> _WHAT IS EXPECTED_:
Begin at the line containing "heatmap-cell <box>284 277 288 280</box>" and stop after the line containing "heatmap-cell <box>190 279 194 283</box>". Reproduce only those lines, replacing "heatmap-cell" with "heatmap-tile" throughout and leaving everything else unchanged.

BEGIN DATA SUPPLIED

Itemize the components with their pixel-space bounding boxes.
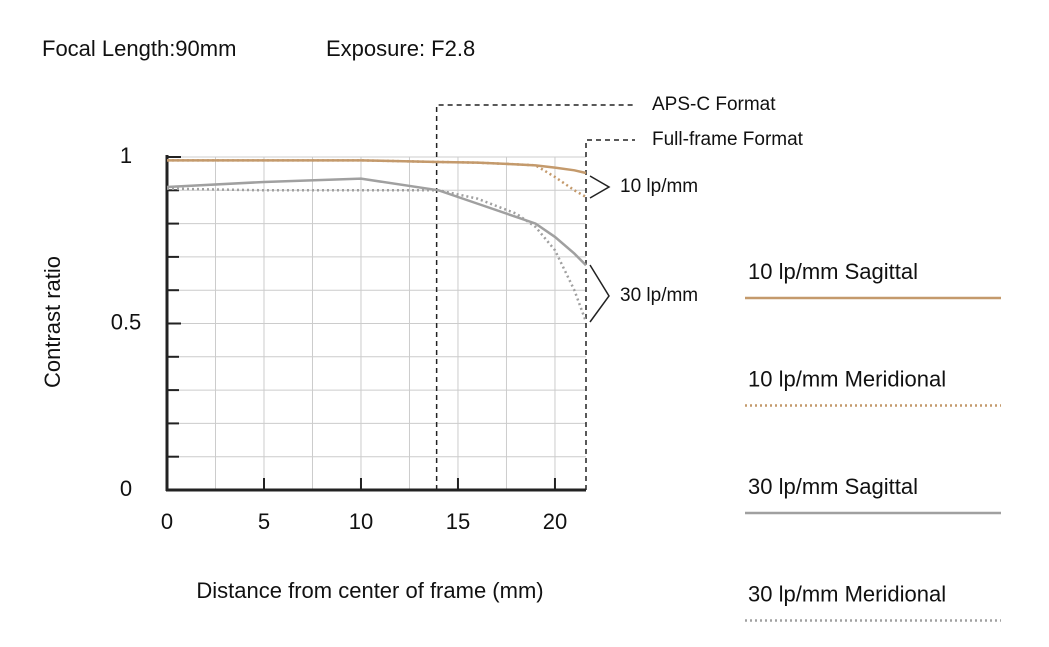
x-tick-label: 15 <box>446 509 470 534</box>
focal-length: Focal Length:90mm <box>42 36 236 61</box>
y-axis-label: Contrast ratio <box>40 256 65 388</box>
legend-label: 10 lp/mm Meridional <box>748 366 946 391</box>
x-tick-label: 20 <box>543 509 567 534</box>
y-tick-label: 0.5 <box>111 309 142 334</box>
x-tick-label: 10 <box>349 509 373 534</box>
legend-label: 10 lp/mm Sagittal <box>748 259 918 284</box>
format-boundary <box>585 139 635 490</box>
series-line <box>166 187 588 323</box>
series-line <box>167 159 587 199</box>
format-boundary <box>435 104 635 490</box>
x-tick-label: 0 <box>161 509 173 534</box>
legend-label: 30 lp/mm Meridional <box>748 581 946 606</box>
format-label: APS-C Format <box>652 94 776 115</box>
format-label: Full-frame Format <box>652 129 804 150</box>
y-tick-label: 0 <box>120 476 132 501</box>
bracket <box>589 264 610 323</box>
series-line <box>167 159 587 175</box>
y-tick-label: 1 <box>120 143 132 168</box>
series-line <box>166 177 587 267</box>
group-label: 30 lp/mm <box>620 285 698 306</box>
legend-label: 30 lp/mm Sagittal <box>748 474 918 499</box>
x-axis-label: Distance from center of frame (mm) <box>196 578 543 603</box>
group-label: 10 lp/mm <box>620 176 698 197</box>
exposure: Exposure: F2.8 <box>326 36 475 61</box>
x-tick-label: 5 <box>258 509 270 534</box>
bracket <box>589 175 611 199</box>
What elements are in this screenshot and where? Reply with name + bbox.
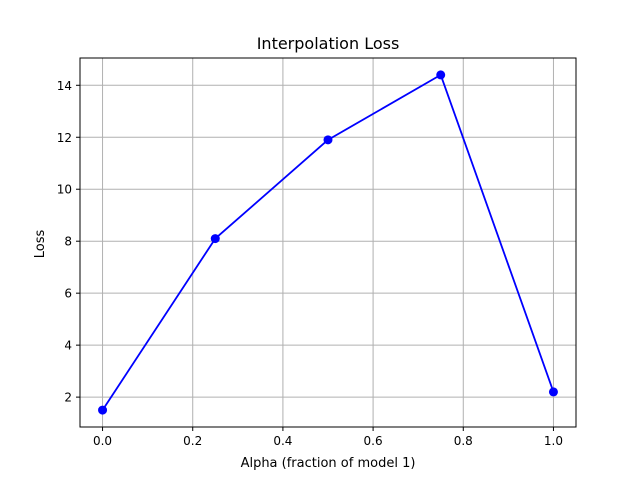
y-tick-label: 10 (57, 183, 72, 197)
data-point (323, 135, 333, 145)
data-point (436, 70, 446, 80)
grid-lines (80, 58, 576, 427)
x-tick-label: 0.4 (273, 434, 292, 448)
axis-ticks: 0.0 0.2 0.4 0.6 0.8 1.0 2 4 6 8 10 12 14 (57, 79, 563, 448)
y-tick-label: 12 (57, 131, 72, 145)
y-tick-label: 6 (64, 287, 72, 301)
y-tick-label: 14 (57, 79, 72, 93)
x-tick-label: 0.8 (454, 434, 473, 448)
y-tick-label: 8 (64, 235, 72, 249)
data-point (548, 387, 558, 397)
data-point (210, 234, 220, 244)
x-tick-label: 0.0 (93, 434, 112, 448)
x-tick-label: 0.2 (183, 434, 202, 448)
y-axis-label: Loss (33, 230, 48, 259)
series-layer (98, 70, 558, 415)
x-tick-label: 1.0 (544, 434, 563, 448)
plot-frame (79, 57, 577, 428)
data-point (98, 405, 108, 415)
x-axis-label: Alpha (fraction of model 1) (241, 456, 416, 471)
chart-title: Interpolation Loss (257, 34, 400, 53)
x-tick-label: 0.6 (364, 434, 383, 448)
y-tick-label: 4 (64, 339, 72, 353)
y-tick-label: 2 (64, 391, 72, 405)
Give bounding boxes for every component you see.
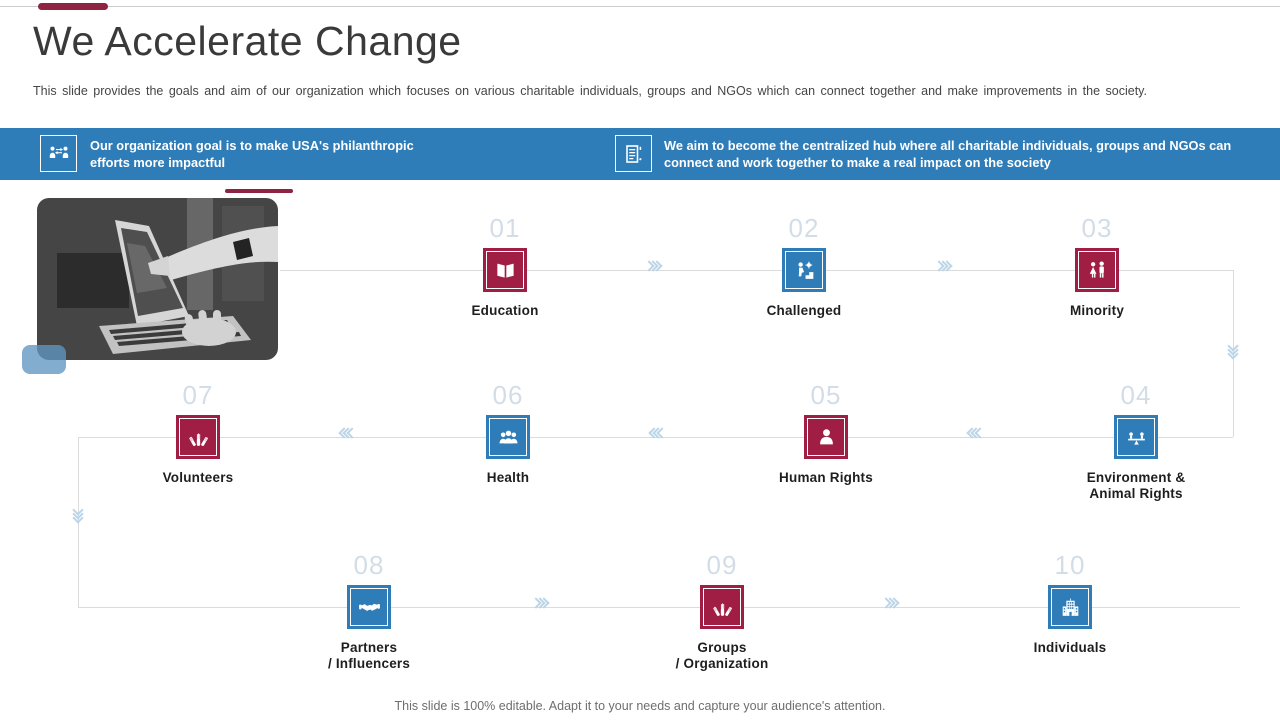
- top-divider-line: [0, 6, 1280, 7]
- maroon-underline: [225, 189, 293, 193]
- step-label: Health: [486, 470, 530, 485]
- step-label: Groups / Organization: [675, 640, 769, 671]
- step-environment-animal-rights: 04 Environment & Animal Rights: [1046, 381, 1226, 502]
- step-education: 01 Education: [415, 214, 595, 319]
- step-groups-organization: 09: [632, 551, 812, 672]
- slide-subtitle: This slide provides the goals and aim of…: [33, 84, 1147, 98]
- connector-line-left: [78, 437, 79, 607]
- banner-left-text: Our organization goal is to make USA's p…: [90, 138, 414, 171]
- person-icon: [804, 415, 848, 459]
- step-individuals: 10 Individuals: [980, 551, 1160, 656]
- step-number: 03: [1081, 213, 1113, 243]
- raised-hands-icon: [176, 415, 220, 459]
- footer-note: This slide is 100% editable. Adapt it to…: [394, 699, 886, 713]
- step-number: 07: [182, 380, 214, 410]
- step-number: 04: [1120, 380, 1152, 410]
- flow-arrow-down-icon: [1227, 340, 1239, 360]
- flow-arrow-left-icon: [966, 427, 986, 439]
- flow-arrow-left-icon: [648, 427, 668, 439]
- goals-banner: Our organization goal is to make USA's p…: [0, 128, 1280, 180]
- step-challenged: 02 Challenged: [714, 214, 894, 319]
- flow-arrow-down-icon: [72, 504, 84, 524]
- man-woman-icon: [1075, 248, 1119, 292]
- flow-arrow-right-icon: [933, 260, 953, 272]
- laptop-photo: [37, 198, 278, 360]
- connector-line-row1: [280, 270, 1233, 271]
- step-human-rights: 05 Human Rights: [736, 381, 916, 486]
- banner-right-text: We aim to become the centralized hub whe…: [664, 138, 1232, 171]
- step-number: 09: [706, 550, 738, 580]
- step-number: 05: [810, 380, 842, 410]
- blue-tag-shape: [22, 345, 66, 374]
- flow-arrow-left-icon: [338, 427, 358, 439]
- step-label: Partners / Influencers: [327, 640, 411, 671]
- people-exchange-icon: [40, 135, 77, 172]
- raised-hands-icon: [700, 585, 744, 629]
- flow-arrow-right-icon: [643, 260, 663, 272]
- connector-line-row2: [78, 437, 1233, 438]
- step-number: 06: [492, 380, 524, 410]
- document-note-icon: [615, 135, 652, 172]
- flow-arrow-right-icon: [880, 597, 900, 609]
- step-label: Human Rights: [779, 470, 873, 485]
- step-label: Education: [471, 303, 539, 318]
- balance-scale-icon: [1114, 415, 1158, 459]
- step-number: 02: [788, 213, 820, 243]
- step-label: Individuals: [1033, 640, 1107, 655]
- people-group-icon: [486, 415, 530, 459]
- step-label: Volunteers: [162, 470, 234, 485]
- step-volunteers: 07: [108, 381, 288, 486]
- flow-arrow-right-icon: [530, 597, 550, 609]
- step-minority: 03 Minority: [1007, 214, 1187, 319]
- building-icon: [1048, 585, 1092, 629]
- person-climbing-steps-icon: [782, 248, 826, 292]
- step-label: Minority: [1069, 303, 1125, 318]
- connector-line-row3: [78, 607, 1240, 608]
- step-partners-influencers: 08 Partners / Influencers: [279, 551, 459, 672]
- open-book-icon: [483, 248, 527, 292]
- step-number: 01: [489, 213, 521, 243]
- step-number: 10: [1054, 550, 1086, 580]
- step-label: Challenged: [766, 303, 842, 318]
- connector-line-right: [1233, 270, 1234, 437]
- maroon-accent-bar: [38, 3, 108, 10]
- handshake-icon: [347, 585, 391, 629]
- step-number: 08: [353, 550, 385, 580]
- page-title: We Accelerate Change: [33, 18, 462, 64]
- step-health: 06 Health: [418, 381, 598, 486]
- step-label: Environment & Animal Rights: [1086, 470, 1186, 501]
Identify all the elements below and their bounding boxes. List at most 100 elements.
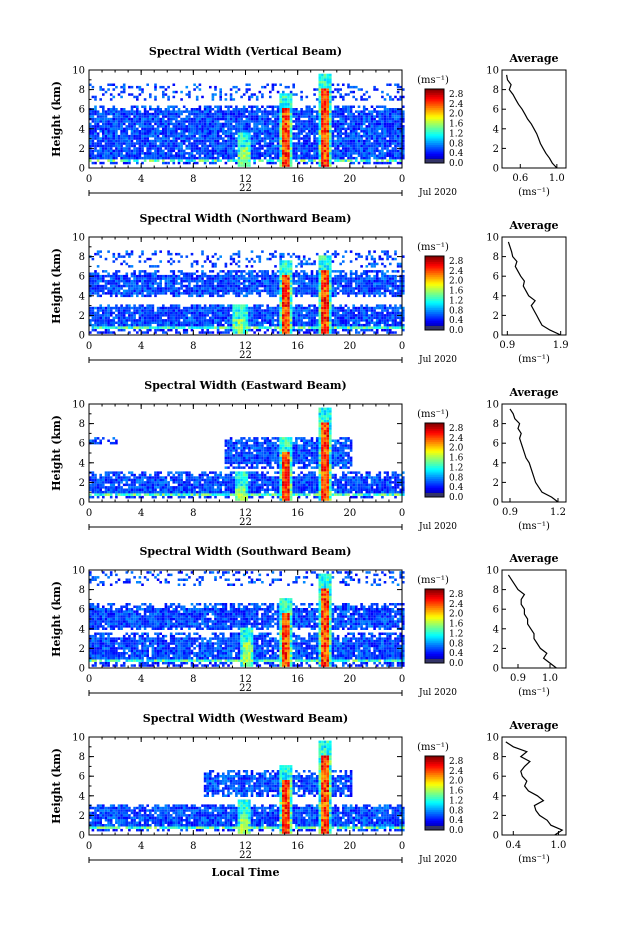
heatmap-cell <box>284 277 288 280</box>
heatmap-cell <box>224 306 228 310</box>
heatmap-cell <box>347 132 350 135</box>
heatmap-cell <box>143 154 147 157</box>
heatmap-cell <box>378 152 382 155</box>
heatmap-cell <box>279 274 282 278</box>
heatmap-cell <box>334 105 337 108</box>
heatmap-cell <box>136 132 139 135</box>
heatmap-cell <box>261 284 264 288</box>
heatmap-cell <box>117 270 121 273</box>
heatmap-cell <box>190 279 194 283</box>
heatmap-cell <box>120 144 123 148</box>
heatmap-cell <box>125 326 129 329</box>
heatmap-cell <box>89 142 92 145</box>
heatmap-cell <box>198 319 202 322</box>
heatmap-cell <box>190 311 194 315</box>
heatmap-cell <box>240 282 243 285</box>
heatmap-cell <box>261 110 264 113</box>
heatmap-cell <box>175 125 178 128</box>
heatmap-cell <box>282 144 285 148</box>
heatmap-cell <box>102 130 105 133</box>
heatmap-cell <box>227 323 230 327</box>
heatmap-cell <box>402 95 405 99</box>
heatmap-cell <box>245 83 249 86</box>
heatmap-cell <box>321 331 324 334</box>
heatmap-cell <box>282 149 285 153</box>
heatmap-cell <box>342 125 345 128</box>
heatmap-cell <box>117 282 121 285</box>
heatmap-cell <box>253 122 256 126</box>
heatmap-cell <box>287 274 290 278</box>
heatmap-cell <box>284 272 288 275</box>
heatmap-cell <box>391 139 395 143</box>
heatmap-cell <box>237 125 241 128</box>
heatmap-cell <box>248 314 251 317</box>
heatmap-cell <box>117 93 121 96</box>
heatmap-cell <box>229 93 233 96</box>
heatmap-cell <box>219 284 222 288</box>
heatmap-cell <box>248 272 251 275</box>
heatmap-cell <box>240 137 243 140</box>
heatmap-cell <box>180 292 183 295</box>
heatmap-cell <box>308 331 311 334</box>
heatmap-cell <box>263 321 267 324</box>
heatmap-cell <box>308 282 311 285</box>
heatmap-cell <box>219 323 222 327</box>
heatmap-cell <box>263 331 267 334</box>
heatmap-cell <box>214 144 217 148</box>
heatmap-cell <box>308 319 311 322</box>
heatmap-cell <box>355 159 358 162</box>
heatmap-cell <box>209 294 212 298</box>
heatmap-cell <box>242 331 246 334</box>
heatmap-cell <box>130 274 134 278</box>
heatmap-cell <box>274 292 277 295</box>
heatmap-cell <box>253 284 256 288</box>
heatmap-cell <box>282 100 285 104</box>
heatmap-cell <box>120 110 123 113</box>
heatmap-cell <box>188 144 191 148</box>
heatmap-cell <box>214 105 217 108</box>
heatmap-cell <box>102 270 105 273</box>
heatmap-cell <box>321 255 324 258</box>
heatmap-cell <box>185 311 189 315</box>
heatmap-cell <box>248 292 251 295</box>
heatmap-cell <box>365 134 369 138</box>
heatmap-cell <box>391 122 395 126</box>
heatmap-cell <box>104 122 108 126</box>
heatmap-cell <box>305 311 309 315</box>
heatmap-cell <box>156 287 160 290</box>
heatmap-cell <box>169 274 173 278</box>
heatmap-cell <box>248 289 251 293</box>
heatmap-cell <box>279 287 282 290</box>
heatmap-cell <box>222 277 225 280</box>
heatmap-cell <box>321 130 324 133</box>
heatmap-cell <box>253 134 256 138</box>
heatmap-cell <box>383 108 387 111</box>
heatmap-cell <box>381 132 384 135</box>
heatmap-cell <box>282 252 285 256</box>
heatmap-cell <box>297 311 301 315</box>
heatmap-cell <box>188 284 191 288</box>
heatmap-cell <box>209 137 212 140</box>
heatmap-cell <box>258 326 262 329</box>
heatmap-cell <box>269 117 272 121</box>
heatmap-cell <box>279 323 282 327</box>
heatmap-cell <box>300 282 303 285</box>
heatmap-cell <box>276 304 280 307</box>
heatmap-cell <box>133 112 136 116</box>
heatmap-cell <box>336 115 340 118</box>
heatmap-cell <box>237 115 241 118</box>
heatmap-cell <box>279 95 282 99</box>
heatmap-cell <box>219 108 222 111</box>
heatmap-cell <box>162 277 165 280</box>
heatmap-cell <box>292 149 295 153</box>
heatmap-cell <box>133 272 136 275</box>
heatmap-cell <box>271 85 275 89</box>
heatmap-cell <box>112 272 116 275</box>
heatmap-cell <box>305 284 309 288</box>
heatmap-cell <box>198 279 202 283</box>
heatmap-cell <box>287 299 290 302</box>
heatmap-cell <box>175 279 178 283</box>
heatmap-cell <box>190 328 194 332</box>
heatmap-cell <box>289 149 293 153</box>
heatmap-cell <box>373 132 376 135</box>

END DATA SUPPLIED

> _WRITTEN ANSWER_:
heatmap-tile <box>284 277 288 280</box>
heatmap-tile <box>224 306 228 310</box>
heatmap-tile <box>347 132 350 135</box>
heatmap-tile <box>143 154 147 157</box>
heatmap-tile <box>378 152 382 155</box>
heatmap-tile <box>279 274 282 278</box>
heatmap-tile <box>334 105 337 108</box>
heatmap-tile <box>136 132 139 135</box>
heatmap-tile <box>261 284 264 288</box>
heatmap-tile <box>117 270 121 273</box>
heatmap-tile <box>190 279 194 283</box>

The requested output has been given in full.